Problem statement: Which lines of the records below contain the word "краями"? Copy each of them out.

Recorded data:
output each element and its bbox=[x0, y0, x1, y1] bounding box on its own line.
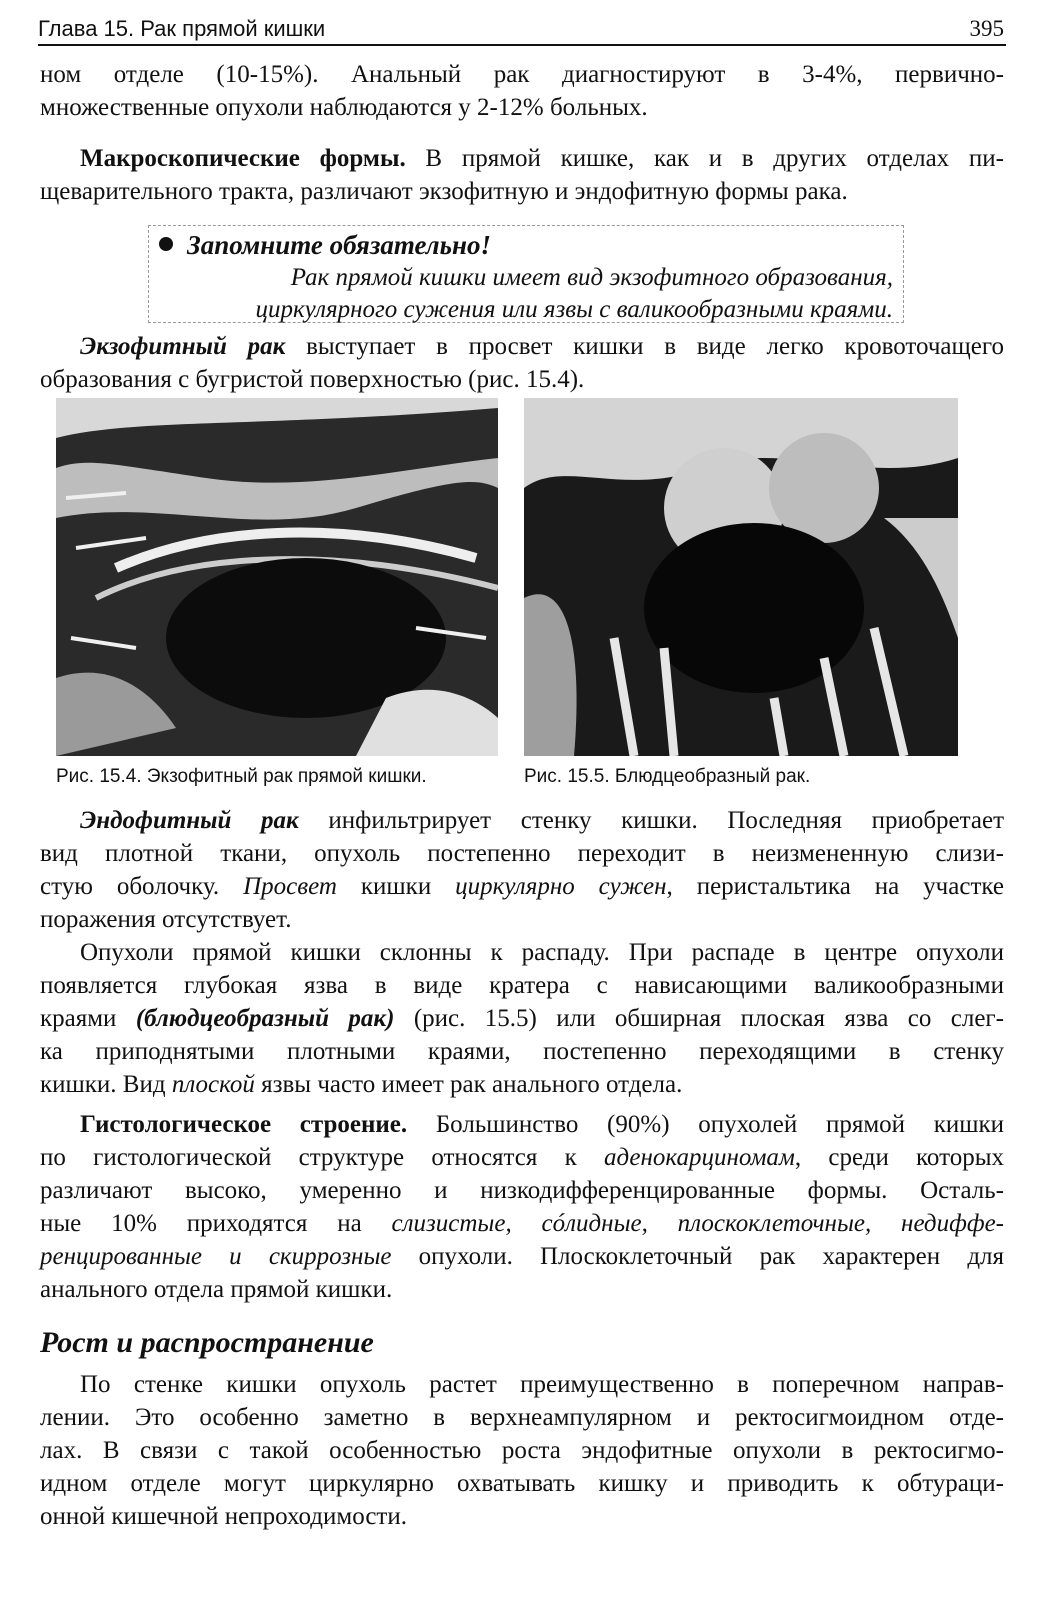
text-line bbox=[40, 1108, 1004, 1141]
saucer-photo-illustration bbox=[524, 398, 958, 756]
text-line bbox=[40, 142, 1004, 175]
text-fragment: , среди которых bbox=[794, 1144, 1004, 1171]
text-line bbox=[40, 870, 1004, 903]
text-line bbox=[40, 1068, 1004, 1101]
text-fragment: кишки bbox=[336, 873, 456, 900]
text-line: идном отделе могут циркулярно охватывать кишку и приводить к обтураци- bbox=[40, 1470, 1004, 1497]
text-fragment: Большинство (90%) опухолей прямой кишки bbox=[407, 1111, 1004, 1138]
callout-body bbox=[149, 262, 893, 326]
text-fragment: краями bbox=[40, 1005, 136, 1032]
paragraph-ulceration bbox=[40, 936, 1004, 1101]
term-adenocarcinoma: аденокарциномам bbox=[603, 1144, 795, 1171]
text-line: множественные опухоли наблюдаются у 2-12% больных. bbox=[40, 94, 648, 121]
text-line bbox=[40, 1240, 1004, 1273]
term-tumor-types-cont: ренцированные и скиррозные bbox=[40, 1243, 392, 1270]
text-line bbox=[40, 1141, 1004, 1174]
term-exophytic: Экзофитный рак bbox=[80, 333, 286, 360]
text-line: вид плотной ткани, опухоль постепенно переходит в неизмененную слизи- bbox=[40, 840, 1004, 867]
text-line: лении. Это особенно заметно в верхнеампулярном и ректосигмоидном отде- bbox=[40, 1404, 1004, 1431]
text-line: ка приподнятыми плотными краями, постепенно переходящими в стенку bbox=[40, 1038, 1004, 1065]
text-line: онной кишечной непроходимости. bbox=[40, 1503, 407, 1530]
text-fragment: ные 10% приходятся на bbox=[40, 1210, 392, 1237]
text-line: анального отдела прямой кишки. bbox=[40, 1276, 393, 1303]
text-fragment: по гистологической структуре относятся к bbox=[40, 1144, 604, 1171]
text-fragment: кишки. Вид bbox=[40, 1071, 172, 1098]
text-line: лах. В связи с такой особенностью роста эндофитные опухоли в ректосигмо- bbox=[40, 1437, 1004, 1464]
running-header bbox=[38, 14, 1006, 46]
text-line: Рак прямой кишки имеет вид экзофитного образования, bbox=[290, 264, 893, 291]
section-heading-growth: Рост и распространение bbox=[40, 1326, 374, 1359]
text-fragment: инфильтрирует стенку кишки. Последняя приобретает bbox=[298, 807, 1004, 834]
paragraph-endophytic bbox=[40, 804, 1004, 936]
text-line: появляется глубокая язва в виде кратера с нависающими валикообразными bbox=[40, 972, 1004, 999]
text-fragment: В прямой кишке, как и в других отделах пи- bbox=[405, 145, 1004, 172]
term-lumen: Просвет bbox=[243, 873, 337, 900]
caption-figure-15-4: Рис. 15.4. Экзофитный рак прямой кишки. bbox=[56, 766, 427, 787]
caption-figure-15-5: Рис. 15.5. Блюдцеобразный рак. bbox=[524, 766, 811, 787]
text-fragment: , перистальтика на участке bbox=[666, 873, 1004, 900]
text-line: поражения отсутствует. bbox=[40, 906, 292, 933]
term-saucer-cancer: (блюдцеобразный рак) bbox=[135, 1005, 395, 1032]
page-number: 395 bbox=[969, 16, 1004, 41]
text-fragment: стую оболочку. bbox=[40, 873, 244, 900]
paragraph-exophytic bbox=[40, 330, 1004, 396]
text-line: образования с бугристой поверхностью (рис. 15.4). bbox=[40, 366, 585, 393]
chapter-title: Глава 15. Рак прямой кишки bbox=[38, 16, 326, 41]
text-line: щеварительного тракта, различают экзофитную и эндофитную формы рака. bbox=[40, 178, 848, 205]
text-fragment: язвы часто имеет рак анального отдела. bbox=[254, 1071, 683, 1098]
text-line bbox=[40, 804, 1004, 837]
paragraph-macroscopic-forms bbox=[40, 142, 1004, 208]
callout-title-text: Запомните обязательно! bbox=[187, 230, 492, 260]
exophytic-photo-illustration bbox=[56, 398, 498, 756]
figure-saucer-photo bbox=[524, 398, 958, 756]
bullet-icon bbox=[159, 237, 173, 251]
text-line bbox=[40, 1002, 1004, 1035]
text-line: различают высоко, умеренно и низкодифференцированные формы. Осталь- bbox=[40, 1177, 1004, 1204]
text-fragment: опухоли. Плоскоклеточный рак характерен для bbox=[391, 1243, 1005, 1270]
remember-callout bbox=[148, 225, 904, 323]
term-histology: Гистологическое строение. bbox=[80, 1111, 408, 1138]
text-line: ном отделе (10-15%). Анальный рак диагностируют в 3-4%, первично- bbox=[40, 61, 1004, 88]
paragraph-anal-cancer bbox=[40, 58, 1004, 124]
paragraph-histology bbox=[40, 1108, 1004, 1306]
text-line: циркулярного сужения или язвы с валикообразными краями. bbox=[255, 296, 893, 323]
text-fragment: (рис. 15.5) или обширная плоская язва со слег- bbox=[394, 1005, 1004, 1032]
term-circular-narrowing: циркулярно сужен bbox=[455, 873, 667, 900]
term-macroscopic-forms: Макроскопические формы. bbox=[80, 145, 406, 172]
term-flat: плоской bbox=[171, 1071, 255, 1098]
term-endophytic: Эндофитный рак bbox=[80, 807, 299, 834]
term-tumor-types: слизистые, сóлидные, плоскоклеточные, недиффе- bbox=[391, 1210, 1004, 1237]
text-fragment: выступает в просвет кишки в виде легко кровоточащего bbox=[285, 333, 1004, 360]
text-line bbox=[40, 330, 1004, 363]
text-line: По стенке кишки опухоль растет преимущественно в поперечном направ- bbox=[80, 1371, 1004, 1398]
figure-exophytic-photo bbox=[56, 398, 498, 756]
callout-title bbox=[159, 230, 491, 261]
paragraph-growth bbox=[40, 1368, 1004, 1533]
text-line: Опухоли прямой кишки склонны к распаду. При распаде в центре опухоли bbox=[80, 939, 1004, 966]
text-line bbox=[40, 1207, 1004, 1240]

Task output:
text-fragment: краями bbox=[40, 1005, 136, 1032]
text-line: ка приподнятыми плотными краями, постепенно переходящими в стенку bbox=[40, 1038, 1004, 1065]
text-line: циркулярного сужения или язвы с валикообразными краями. bbox=[255, 296, 893, 323]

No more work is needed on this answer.